- [Entries supplied]:
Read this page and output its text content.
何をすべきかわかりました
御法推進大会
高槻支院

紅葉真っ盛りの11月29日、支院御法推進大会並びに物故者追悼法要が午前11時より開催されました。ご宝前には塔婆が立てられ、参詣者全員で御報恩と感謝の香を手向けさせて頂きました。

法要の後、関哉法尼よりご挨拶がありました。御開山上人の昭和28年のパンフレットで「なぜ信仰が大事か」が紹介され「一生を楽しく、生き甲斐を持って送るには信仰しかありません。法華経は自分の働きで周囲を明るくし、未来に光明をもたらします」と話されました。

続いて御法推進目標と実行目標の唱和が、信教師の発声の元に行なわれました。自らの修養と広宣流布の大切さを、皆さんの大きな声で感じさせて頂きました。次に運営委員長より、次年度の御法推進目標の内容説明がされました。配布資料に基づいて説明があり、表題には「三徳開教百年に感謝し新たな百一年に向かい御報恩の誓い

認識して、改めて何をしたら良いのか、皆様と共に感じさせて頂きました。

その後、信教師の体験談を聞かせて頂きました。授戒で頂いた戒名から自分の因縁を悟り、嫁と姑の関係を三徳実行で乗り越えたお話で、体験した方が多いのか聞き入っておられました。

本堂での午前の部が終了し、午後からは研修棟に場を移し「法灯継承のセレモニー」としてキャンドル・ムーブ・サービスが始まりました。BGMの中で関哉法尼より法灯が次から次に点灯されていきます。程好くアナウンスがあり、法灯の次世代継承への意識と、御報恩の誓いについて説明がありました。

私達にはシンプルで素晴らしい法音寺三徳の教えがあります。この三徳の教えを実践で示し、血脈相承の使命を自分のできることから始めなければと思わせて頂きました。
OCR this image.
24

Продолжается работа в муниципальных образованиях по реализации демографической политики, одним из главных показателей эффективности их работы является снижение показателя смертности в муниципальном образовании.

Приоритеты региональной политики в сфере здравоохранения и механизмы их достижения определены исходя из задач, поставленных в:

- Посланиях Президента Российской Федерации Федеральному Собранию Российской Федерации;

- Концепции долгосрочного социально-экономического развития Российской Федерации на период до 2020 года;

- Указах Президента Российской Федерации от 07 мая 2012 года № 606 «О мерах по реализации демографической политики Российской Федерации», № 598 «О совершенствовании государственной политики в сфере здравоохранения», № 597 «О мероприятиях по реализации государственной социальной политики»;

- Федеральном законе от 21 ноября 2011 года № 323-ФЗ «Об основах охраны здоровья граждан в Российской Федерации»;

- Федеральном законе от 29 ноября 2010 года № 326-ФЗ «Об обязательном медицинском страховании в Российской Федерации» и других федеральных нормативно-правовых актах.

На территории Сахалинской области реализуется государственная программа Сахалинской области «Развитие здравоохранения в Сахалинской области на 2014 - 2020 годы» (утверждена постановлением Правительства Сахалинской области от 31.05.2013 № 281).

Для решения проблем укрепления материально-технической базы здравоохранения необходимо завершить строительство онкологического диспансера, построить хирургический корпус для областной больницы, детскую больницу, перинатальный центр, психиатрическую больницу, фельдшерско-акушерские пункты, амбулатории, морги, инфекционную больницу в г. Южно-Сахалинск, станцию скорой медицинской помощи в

- [What is expected]: Pick out each line containing "Федерации" and report it.

- [Written response]:
- Посланиях Президента Российской Федерации Федеральному Собранию Российской Федерации;
- Концепции долгосрочного социально-экономического развития Российской Федерации на период до 2020 года;
- Указах Президента Российской Федерации от 07 мая 2012 года № 606 «О мерах по реализации демографической политики Российской Федерации», № 598 «О совершенствовании государственной политики в сфере здравоохранения», № 597 «О мероприятиях по реализации государственной социальной политики»;
- Федеральном законе от 21 ноября 2011 года № 323-ФЗ «Об основах охраны здоровья граждан в Российской Федерации»;
- Федеральном законе от 29 ноября 2010 года № 326-ФЗ «Об обязательном медицинском страховании в Российской Федерации» и других федеральных нормативно-правовых актах.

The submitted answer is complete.